What is asked:
Reproduce all records verbatim.

Records provided:
"""

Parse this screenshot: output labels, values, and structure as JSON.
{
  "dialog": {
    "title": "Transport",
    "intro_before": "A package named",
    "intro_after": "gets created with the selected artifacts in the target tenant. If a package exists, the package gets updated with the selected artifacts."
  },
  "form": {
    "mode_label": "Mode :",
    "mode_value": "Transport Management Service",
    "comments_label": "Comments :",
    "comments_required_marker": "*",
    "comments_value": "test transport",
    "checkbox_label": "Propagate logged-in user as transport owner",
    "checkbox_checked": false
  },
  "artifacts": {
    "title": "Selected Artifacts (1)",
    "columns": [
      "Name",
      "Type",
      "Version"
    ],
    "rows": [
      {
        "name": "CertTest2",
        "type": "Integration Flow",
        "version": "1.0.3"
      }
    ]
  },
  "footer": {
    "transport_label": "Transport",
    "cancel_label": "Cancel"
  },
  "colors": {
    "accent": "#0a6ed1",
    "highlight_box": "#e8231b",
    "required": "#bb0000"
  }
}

"""

Answer for this exercise:
Parse this screenshot: output labels, values, and structure as JSON.
{
  "dialog": {
    "title": "Transport",
    "intro_before": "A package named",
    "intro_after": "gets created with the selected artifacts in the target tenant. If a package exists, the package gets updated with the selected artifacts."
  },
  "form": {
    "mode_label": "Mode :",
    "mode_value": "Transport Management Service",
    "comments_label": "Comments :",
    "comments_required_marker": "*",
    "comments_value": "test transport",
    "checkbox_label": "Propagate logged-in user as transport owner",
    "checkbox_checked": false
  },
  "artifacts": {
    "title": "Selected Artifacts (1)",
    "columns": [
      "Name",
      "Type",
      "Version"
    ],
    "rows": [
      {
        "name": "CertTest2",
        "type": "Integration Flow",
        "version": "1.0.3"
      }
    ]
  },
  "footer": {
    "transport_label": "Transport",
    "cancel_label": "Cancel"
  },
  "colors": {
    "accent": "#0a6ed1",
    "highlight_box": "#e8231b",
    "required": "#bb0000"
  }
}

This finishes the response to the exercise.